* Aim *
Every line below is to be quoted exactly, with nothing added or dropped.

* Records shown *
——
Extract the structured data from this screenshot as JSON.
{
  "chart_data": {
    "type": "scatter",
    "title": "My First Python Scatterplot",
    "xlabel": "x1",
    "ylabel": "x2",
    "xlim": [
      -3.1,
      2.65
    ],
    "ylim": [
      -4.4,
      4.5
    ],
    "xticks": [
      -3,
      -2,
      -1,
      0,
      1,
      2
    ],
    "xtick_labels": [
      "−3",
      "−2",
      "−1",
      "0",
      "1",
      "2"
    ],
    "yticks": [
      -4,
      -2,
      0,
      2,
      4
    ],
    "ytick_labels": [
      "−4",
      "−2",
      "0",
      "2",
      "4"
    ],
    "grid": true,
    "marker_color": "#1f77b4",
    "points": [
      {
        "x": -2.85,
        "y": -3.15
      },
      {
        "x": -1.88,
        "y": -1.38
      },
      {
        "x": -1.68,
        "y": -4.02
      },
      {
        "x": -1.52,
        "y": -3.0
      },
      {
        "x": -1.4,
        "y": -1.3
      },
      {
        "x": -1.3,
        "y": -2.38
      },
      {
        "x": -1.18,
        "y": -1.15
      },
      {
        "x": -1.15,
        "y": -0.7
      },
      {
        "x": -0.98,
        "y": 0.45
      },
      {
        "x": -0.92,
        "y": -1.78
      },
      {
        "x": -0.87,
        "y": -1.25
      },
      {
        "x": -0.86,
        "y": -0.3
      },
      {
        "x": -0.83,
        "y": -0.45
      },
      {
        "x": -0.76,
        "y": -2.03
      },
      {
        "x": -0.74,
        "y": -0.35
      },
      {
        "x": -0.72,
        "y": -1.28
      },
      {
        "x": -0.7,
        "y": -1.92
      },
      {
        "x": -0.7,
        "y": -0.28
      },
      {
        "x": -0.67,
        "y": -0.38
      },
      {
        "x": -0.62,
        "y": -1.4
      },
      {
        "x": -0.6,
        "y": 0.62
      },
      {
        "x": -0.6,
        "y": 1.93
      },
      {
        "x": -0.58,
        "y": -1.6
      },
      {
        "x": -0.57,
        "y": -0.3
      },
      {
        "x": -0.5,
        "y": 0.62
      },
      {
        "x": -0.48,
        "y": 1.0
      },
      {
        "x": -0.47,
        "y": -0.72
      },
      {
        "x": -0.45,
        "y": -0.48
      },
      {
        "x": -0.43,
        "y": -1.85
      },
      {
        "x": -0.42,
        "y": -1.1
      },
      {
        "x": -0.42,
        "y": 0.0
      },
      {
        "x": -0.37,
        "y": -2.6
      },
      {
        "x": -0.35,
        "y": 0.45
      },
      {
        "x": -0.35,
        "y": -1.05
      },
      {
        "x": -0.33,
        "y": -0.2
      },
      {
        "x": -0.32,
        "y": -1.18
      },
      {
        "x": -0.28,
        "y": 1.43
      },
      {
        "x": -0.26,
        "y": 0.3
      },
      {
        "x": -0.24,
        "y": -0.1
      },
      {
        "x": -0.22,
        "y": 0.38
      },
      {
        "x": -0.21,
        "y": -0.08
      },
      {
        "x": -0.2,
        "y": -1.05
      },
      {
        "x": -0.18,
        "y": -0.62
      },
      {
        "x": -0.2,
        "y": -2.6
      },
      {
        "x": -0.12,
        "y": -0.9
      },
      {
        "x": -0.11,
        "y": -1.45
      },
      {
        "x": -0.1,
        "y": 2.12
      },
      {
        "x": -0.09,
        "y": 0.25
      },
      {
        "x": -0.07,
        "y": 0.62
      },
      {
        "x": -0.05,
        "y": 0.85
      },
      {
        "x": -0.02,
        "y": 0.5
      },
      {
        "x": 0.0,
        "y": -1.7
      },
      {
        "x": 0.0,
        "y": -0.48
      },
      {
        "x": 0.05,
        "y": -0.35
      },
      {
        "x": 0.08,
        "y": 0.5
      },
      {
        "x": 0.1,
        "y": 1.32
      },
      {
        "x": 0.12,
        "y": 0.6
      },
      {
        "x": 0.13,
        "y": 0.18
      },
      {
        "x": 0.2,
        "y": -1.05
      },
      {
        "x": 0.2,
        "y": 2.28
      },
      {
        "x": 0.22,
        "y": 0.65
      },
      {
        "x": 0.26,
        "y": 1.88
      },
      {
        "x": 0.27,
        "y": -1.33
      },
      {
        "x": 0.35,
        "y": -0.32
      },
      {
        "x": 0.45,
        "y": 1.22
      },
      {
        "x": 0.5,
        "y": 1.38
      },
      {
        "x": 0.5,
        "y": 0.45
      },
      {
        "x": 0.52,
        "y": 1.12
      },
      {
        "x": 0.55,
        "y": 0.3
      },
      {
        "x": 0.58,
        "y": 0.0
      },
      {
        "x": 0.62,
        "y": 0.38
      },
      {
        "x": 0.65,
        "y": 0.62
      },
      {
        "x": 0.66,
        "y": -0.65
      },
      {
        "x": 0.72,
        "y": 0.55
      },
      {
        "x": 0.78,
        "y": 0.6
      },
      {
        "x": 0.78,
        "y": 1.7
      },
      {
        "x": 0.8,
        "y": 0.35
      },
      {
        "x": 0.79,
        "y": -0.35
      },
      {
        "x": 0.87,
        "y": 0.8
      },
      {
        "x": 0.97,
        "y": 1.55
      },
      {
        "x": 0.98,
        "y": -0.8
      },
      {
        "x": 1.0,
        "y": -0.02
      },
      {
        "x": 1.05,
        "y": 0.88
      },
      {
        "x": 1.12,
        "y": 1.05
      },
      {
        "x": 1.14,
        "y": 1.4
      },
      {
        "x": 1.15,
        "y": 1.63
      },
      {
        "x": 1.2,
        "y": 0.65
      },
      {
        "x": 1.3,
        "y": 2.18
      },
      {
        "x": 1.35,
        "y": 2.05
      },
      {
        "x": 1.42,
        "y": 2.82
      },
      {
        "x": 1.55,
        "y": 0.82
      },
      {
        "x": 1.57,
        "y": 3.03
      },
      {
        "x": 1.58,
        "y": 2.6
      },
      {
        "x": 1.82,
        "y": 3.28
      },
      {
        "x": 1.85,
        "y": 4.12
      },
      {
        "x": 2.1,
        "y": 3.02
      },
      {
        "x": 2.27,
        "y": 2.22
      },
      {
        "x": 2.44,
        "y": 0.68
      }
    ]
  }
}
——
* Answer to the exercise *
Extract the structured data from this screenshot as JSON.
{
  "chart_data": {
    "type": "scatter",
    "title": "My First Python Scatterplot",
    "xlabel": "x1",
    "ylabel": "x2",
    "xlim": [
      -3.1,
      2.65
    ],
    "ylim": [
      -4.4,
      4.5
    ],
    "xticks": [
      -3,
      -2,
      -1,
      0,
      1,
      2
    ],
    "xtick_labels": [
      "−3",
      "−2",
      "−1",
      "0",
      "1",
      "2"
    ],
    "yticks": [
      -4,
      -2,
      0,
      2,
      4
    ],
    "ytick_labels": [
      "−4",
      "−2",
      "0",
      "2",
      "4"
    ],
    "grid": true,
    "marker_color": "#1f77b4",
    "points": [
      {
        "x": -2.85,
        "y": -3.15
      },
      {
        "x": -1.88,
        "y": -1.38
      },
      {
        "x": -1.68,
        "y": -4.02
      },
      {
        "x": -1.52,
        "y": -3.0
      },
      {
        "x": -1.4,
        "y": -1.3
      },
      {
        "x": -1.3,
        "y": -2.38
      },
      {
        "x": -1.18,
        "y": -1.15
      },
      {
        "x": -1.15,
        "y": -0.7
      },
      {
        "x": -0.98,
        "y": 0.45
      },
      {
        "x": -0.92,
        "y": -1.78
      },
      {
        "x": -0.87,
        "y": -1.25
      },
      {
        "x": -0.86,
        "y": -0.3
      },
      {
        "x": -0.83,
        "y": -0.45
      },
      {
        "x": -0.76,
        "y": -2.03
      },
      {
        "x": -0.74,
        "y": -0.35
      },
      {
        "x": -0.72,
        "y": -1.28
      },
      {
        "x": -0.7,
        "y": -1.92
      },
      {
        "x": -0.7,
        "y": -0.28
      },
      {
        "x": -0.67,
        "y": -0.38
      },
      {
        "x": -0.62,
        "y": -1.4
      },
      {
        "x": -0.6,
        "y": 0.62
      },
      {
        "x": -0.6,
        "y": 1.93
      },
      {
        "x": -0.58,
        "y": -1.6
      },
      {
        "x": -0.57,
        "y": -0.3
      },
      {
        "x": -0.5,
        "y": 0.62
      },
      {
        "x": -0.48,
        "y": 1.0
      },
      {
        "x": -0.47,
        "y": -0.72
      },
      {
        "x": -0.45,
        "y": -0.48
      },
      {
        "x": -0.43,
        "y": -1.85
      },
      {
        "x": -0.42,
        "y": -1.1
      },
      {
        "x": -0.42,
        "y": 0.0
      },
      {
        "x": -0.37,
        "y": -2.6
      },
      {
        "x": -0.35,
        "y": 0.45
      },
      {
        "x": -0.35,
        "y": -1.05
      },
      {
        "x": -0.33,
        "y": -0.2
      },
      {
        "x": -0.32,
        "y": -1.18
      },
      {
        "x": -0.28,
        "y": 1.43
      },
      {
        "x": -0.26,
        "y": 0.3
      },
      {
        "x": -0.24,
        "y": -0.1
      },
      {
        "x": -0.22,
        "y": 0.38
      },
      {
        "x": -0.21,
        "y": -0.08
      },
      {
        "x": -0.2,
        "y": -1.05
      },
      {
        "x": -0.18,
        "y": -0.62
      },
      {
        "x": -0.2,
        "y": -2.6
      },
      {
        "x": -0.12,
        "y": -0.9
      },
      {
        "x": -0.11,
        "y": -1.45
      },
      {
        "x": -0.1,
        "y": 2.12
      },
      {
        "x": -0.09,
        "y": 0.25
      },
      {
        "x": -0.07,
        "y": 0.62
      },
      {
        "x": -0.05,
        "y": 0.85
      },
      {
        "x": -0.02,
        "y": 0.5
      },
      {
        "x": 0.0,
        "y": -1.7
      },
      {
        "x": 0.0,
        "y": -0.48
      },
      {
        "x": 0.05,
        "y": -0.35
      },
      {
        "x": 0.08,
        "y": 0.5
      },
      {
        "x": 0.1,
        "y": 1.32
      },
      {
        "x": 0.12,
        "y": 0.6
      },
      {
        "x": 0.13,
        "y": 0.18
      },
      {
        "x": 0.2,
        "y": -1.05
      },
      {
        "x": 0.2,
        "y": 2.28
      },
      {
        "x": 0.22,
        "y": 0.65
      },
      {
        "x": 0.26,
        "y": 1.88
      },
      {
        "x": 0.27,
        "y": -1.33
      },
      {
        "x": 0.35,
        "y": -0.32
      },
      {
        "x": 0.45,
        "y": 1.22
      },
      {
        "x": 0.5,
        "y": 1.38
      },
      {
        "x": 0.5,
        "y": 0.45
      },
      {
        "x": 0.52,
        "y": 1.12
      },
      {
        "x": 0.55,
        "y": 0.3
      },
      {
        "x": 0.58,
        "y": 0.0
      },
      {
        "x": 0.62,
        "y": 0.38
      },
      {
        "x": 0.65,
        "y": 0.62
      },
      {
        "x": 0.66,
        "y": -0.65
      },
      {
        "x": 0.72,
        "y": 0.55
      },
      {
        "x": 0.78,
        "y": 0.6
      },
      {
        "x": 0.78,
        "y": 1.7
      },
      {
        "x": 0.8,
        "y": 0.35
      },
      {
        "x": 0.79,
        "y": -0.35
      },
      {
        "x": 0.87,
        "y": 0.8
      },
      {
        "x": 0.97,
        "y": 1.55
      },
      {
        "x": 0.98,
        "y": -0.8
      },
      {
        "x": 1.0,
        "y": -0.02
      },
      {
        "x": 1.05,
        "y": 0.88
      },
      {
        "x": 1.12,
        "y": 1.05
      },
      {
        "x": 1.14,
        "y": 1.4
      },
      {
        "x": 1.15,
        "y": 1.63
      },
      {
        "x": 1.2,
        "y": 0.65
      },
      {
        "x": 1.3,
        "y": 2.18
      },
      {
        "x": 1.35,
        "y": 2.05
      },
      {
        "x": 1.42,
        "y": 2.82
      },
      {
        "x": 1.55,
        "y": 0.82
      },
      {
        "x": 1.57,
        "y": 3.03
      },
      {
        "x": 1.58,
        "y": 2.6
      },
      {
        "x": 1.82,
        "y": 3.28
      },
      {
        "x": 1.85,
        "y": 4.12
      },
      {
        "x": 2.1,
        "y": 3.02
      },
      {
        "x": 2.27,
        "y": 2.22
      },
      {
        "x": 2.44,
        "y": 0.68
      }
    ]
  }
}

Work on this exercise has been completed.